Exercise objective: All of the data below should be written out exactly.

::: Data for the task

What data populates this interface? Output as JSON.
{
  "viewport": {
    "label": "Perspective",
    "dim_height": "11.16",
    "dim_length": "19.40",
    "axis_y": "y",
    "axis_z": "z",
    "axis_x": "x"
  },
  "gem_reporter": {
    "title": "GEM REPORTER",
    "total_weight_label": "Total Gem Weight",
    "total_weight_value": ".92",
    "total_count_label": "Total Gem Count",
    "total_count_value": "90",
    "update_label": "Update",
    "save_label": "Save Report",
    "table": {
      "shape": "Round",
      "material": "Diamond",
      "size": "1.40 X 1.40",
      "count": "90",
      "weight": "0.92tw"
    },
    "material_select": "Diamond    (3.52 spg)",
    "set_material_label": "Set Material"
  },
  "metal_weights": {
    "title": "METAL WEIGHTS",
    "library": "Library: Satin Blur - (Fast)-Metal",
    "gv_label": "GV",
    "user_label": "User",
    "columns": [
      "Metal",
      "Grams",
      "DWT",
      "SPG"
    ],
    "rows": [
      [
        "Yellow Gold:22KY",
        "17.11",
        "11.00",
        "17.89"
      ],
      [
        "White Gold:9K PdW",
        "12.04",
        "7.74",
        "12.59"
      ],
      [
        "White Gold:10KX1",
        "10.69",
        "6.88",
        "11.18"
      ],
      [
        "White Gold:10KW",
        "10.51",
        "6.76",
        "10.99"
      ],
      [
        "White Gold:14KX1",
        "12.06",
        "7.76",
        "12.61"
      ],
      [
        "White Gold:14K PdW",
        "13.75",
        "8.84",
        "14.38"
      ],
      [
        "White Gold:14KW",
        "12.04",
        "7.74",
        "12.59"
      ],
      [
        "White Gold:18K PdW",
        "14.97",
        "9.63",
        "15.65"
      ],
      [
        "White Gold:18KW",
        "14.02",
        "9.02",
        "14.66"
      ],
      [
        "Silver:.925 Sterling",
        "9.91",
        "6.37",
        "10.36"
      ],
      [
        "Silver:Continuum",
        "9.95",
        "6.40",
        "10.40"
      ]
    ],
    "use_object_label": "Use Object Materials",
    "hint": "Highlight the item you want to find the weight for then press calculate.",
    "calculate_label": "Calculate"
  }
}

::::::

Final result:
What data populates this interface? Output as JSON.
{
  "viewport": {
    "label": "Perspective",
    "dim_height": "11.16",
    "dim_length": "19.40",
    "axis_y": "y",
    "axis_z": "z",
    "axis_x": "x"
  },
  "gem_reporter": {
    "title": "GEM REPORTER",
    "total_weight_label": "Total Gem Weight",
    "total_weight_value": ".92",
    "total_count_label": "Total Gem Count",
    "total_count_value": "90",
    "update_label": "Update",
    "save_label": "Save Report",
    "table": {
      "shape": "Round",
      "material": "Diamond",
      "size": "1.40 X 1.40",
      "count": "90",
      "weight": "0.92tw"
    },
    "material_select": "Diamond    (3.52 spg)",
    "set_material_label": "Set Material"
  },
  "metal_weights": {
    "title": "METAL WEIGHTS",
    "library": "Library: Satin Blur - (Fast)-Metal",
    "gv_label": "GV",
    "user_label": "User",
    "columns": [
      "Metal",
      "Grams",
      "DWT",
      "SPG"
    ],
    "rows": [
      [
        "Yellow Gold:22KY",
        "17.11",
        "11.00",
        "17.89"
      ],
      [
        "White Gold:9K PdW",
        "12.04",
        "7.74",
        "12.59"
      ],
      [
        "White Gold:10KX1",
        "10.69",
        "6.88",
        "11.18"
      ],
      [
        "White Gold:10KW",
        "10.51",
        "6.76",
        "10.99"
      ],
      [
        "White Gold:14KX1",
        "12.06",
        "7.76",
        "12.61"
      ],
      [
        "White Gold:14K PdW",
        "13.75",
        "8.84",
        "14.38"
      ],
      [
        "White Gold:14KW",
        "12.04",
        "7.74",
        "12.59"
      ],
      [
        "White Gold:18K PdW",
        "14.97",
        "9.63",
        "15.65"
      ],
      [
        "White Gold:18KW",
        "14.02",
        "9.02",
        "14.66"
      ],
      [
        "Silver:.925 Sterling",
        "9.91",
        "6.37",
        "10.36"
      ],
      [
        "Silver:Continuum",
        "9.95",
        "6.40",
        "10.40"
      ]
    ],
    "use_object_label": "Use Object Materials",
    "hint": "Highlight the item you want to find the weight for then press calculate.",
    "calculate_label": "Calculate"
  }
}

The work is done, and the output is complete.